Task objective -> Copy every line that holds "name".

Recorded data ->
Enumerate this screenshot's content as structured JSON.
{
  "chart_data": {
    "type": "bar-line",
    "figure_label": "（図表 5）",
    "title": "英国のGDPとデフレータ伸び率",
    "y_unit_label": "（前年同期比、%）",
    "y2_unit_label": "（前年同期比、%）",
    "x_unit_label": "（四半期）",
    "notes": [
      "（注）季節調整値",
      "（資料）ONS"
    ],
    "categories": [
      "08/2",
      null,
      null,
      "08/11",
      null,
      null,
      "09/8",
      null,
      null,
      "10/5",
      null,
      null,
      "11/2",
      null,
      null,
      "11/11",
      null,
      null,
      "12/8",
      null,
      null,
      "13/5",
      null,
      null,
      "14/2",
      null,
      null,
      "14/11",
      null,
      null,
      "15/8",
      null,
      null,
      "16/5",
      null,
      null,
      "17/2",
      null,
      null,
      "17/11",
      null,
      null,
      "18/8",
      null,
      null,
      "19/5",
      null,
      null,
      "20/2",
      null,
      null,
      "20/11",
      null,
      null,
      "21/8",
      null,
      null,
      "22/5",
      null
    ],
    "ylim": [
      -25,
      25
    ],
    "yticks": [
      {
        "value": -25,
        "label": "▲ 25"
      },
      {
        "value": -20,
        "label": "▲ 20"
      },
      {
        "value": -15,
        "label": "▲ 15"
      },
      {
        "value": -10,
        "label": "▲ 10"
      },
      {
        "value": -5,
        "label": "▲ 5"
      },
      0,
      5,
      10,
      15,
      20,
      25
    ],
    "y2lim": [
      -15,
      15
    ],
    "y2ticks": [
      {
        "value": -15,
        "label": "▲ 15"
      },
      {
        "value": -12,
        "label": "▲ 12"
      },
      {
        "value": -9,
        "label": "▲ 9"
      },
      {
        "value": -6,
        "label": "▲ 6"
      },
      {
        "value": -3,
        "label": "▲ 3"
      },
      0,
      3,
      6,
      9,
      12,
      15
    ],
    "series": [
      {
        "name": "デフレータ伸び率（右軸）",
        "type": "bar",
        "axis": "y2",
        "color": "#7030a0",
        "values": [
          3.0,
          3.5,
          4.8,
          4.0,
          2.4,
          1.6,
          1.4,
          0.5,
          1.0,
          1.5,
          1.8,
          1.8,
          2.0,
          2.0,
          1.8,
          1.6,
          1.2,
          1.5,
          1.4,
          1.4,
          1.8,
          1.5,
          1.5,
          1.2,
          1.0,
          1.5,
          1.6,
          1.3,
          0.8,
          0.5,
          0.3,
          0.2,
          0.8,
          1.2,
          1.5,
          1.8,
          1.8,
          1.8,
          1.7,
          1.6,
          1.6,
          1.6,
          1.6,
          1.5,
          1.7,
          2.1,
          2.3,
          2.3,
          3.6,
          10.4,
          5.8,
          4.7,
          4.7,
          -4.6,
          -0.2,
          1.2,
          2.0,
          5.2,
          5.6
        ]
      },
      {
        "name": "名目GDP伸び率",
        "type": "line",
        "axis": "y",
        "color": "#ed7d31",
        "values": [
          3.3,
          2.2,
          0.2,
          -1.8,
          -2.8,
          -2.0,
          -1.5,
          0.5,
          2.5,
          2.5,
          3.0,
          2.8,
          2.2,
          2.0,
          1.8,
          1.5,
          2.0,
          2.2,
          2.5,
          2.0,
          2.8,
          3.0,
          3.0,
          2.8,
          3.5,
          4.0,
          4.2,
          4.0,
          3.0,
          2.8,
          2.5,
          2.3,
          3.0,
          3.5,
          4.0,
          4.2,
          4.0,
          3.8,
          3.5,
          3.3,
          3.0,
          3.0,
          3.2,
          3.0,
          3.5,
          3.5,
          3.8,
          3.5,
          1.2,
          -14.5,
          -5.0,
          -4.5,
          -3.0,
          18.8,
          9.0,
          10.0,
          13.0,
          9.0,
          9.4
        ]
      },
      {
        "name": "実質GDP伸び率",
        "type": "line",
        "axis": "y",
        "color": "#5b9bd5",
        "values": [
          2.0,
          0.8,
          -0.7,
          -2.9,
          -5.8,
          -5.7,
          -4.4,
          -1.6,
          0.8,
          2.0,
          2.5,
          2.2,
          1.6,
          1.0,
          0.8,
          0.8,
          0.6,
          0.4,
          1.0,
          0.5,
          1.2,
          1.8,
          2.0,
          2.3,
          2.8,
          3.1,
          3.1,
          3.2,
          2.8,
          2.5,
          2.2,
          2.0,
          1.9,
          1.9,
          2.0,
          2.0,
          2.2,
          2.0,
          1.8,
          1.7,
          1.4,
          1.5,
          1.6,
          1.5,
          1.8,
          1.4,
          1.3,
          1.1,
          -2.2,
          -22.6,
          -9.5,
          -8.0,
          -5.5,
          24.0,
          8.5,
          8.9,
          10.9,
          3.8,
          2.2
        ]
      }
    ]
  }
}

Answer to the exercise ->
        "name": "デフレータ伸び率（右軸）",
        "name": "名目GDP伸び率",
        "name": "実質GDP伸び率",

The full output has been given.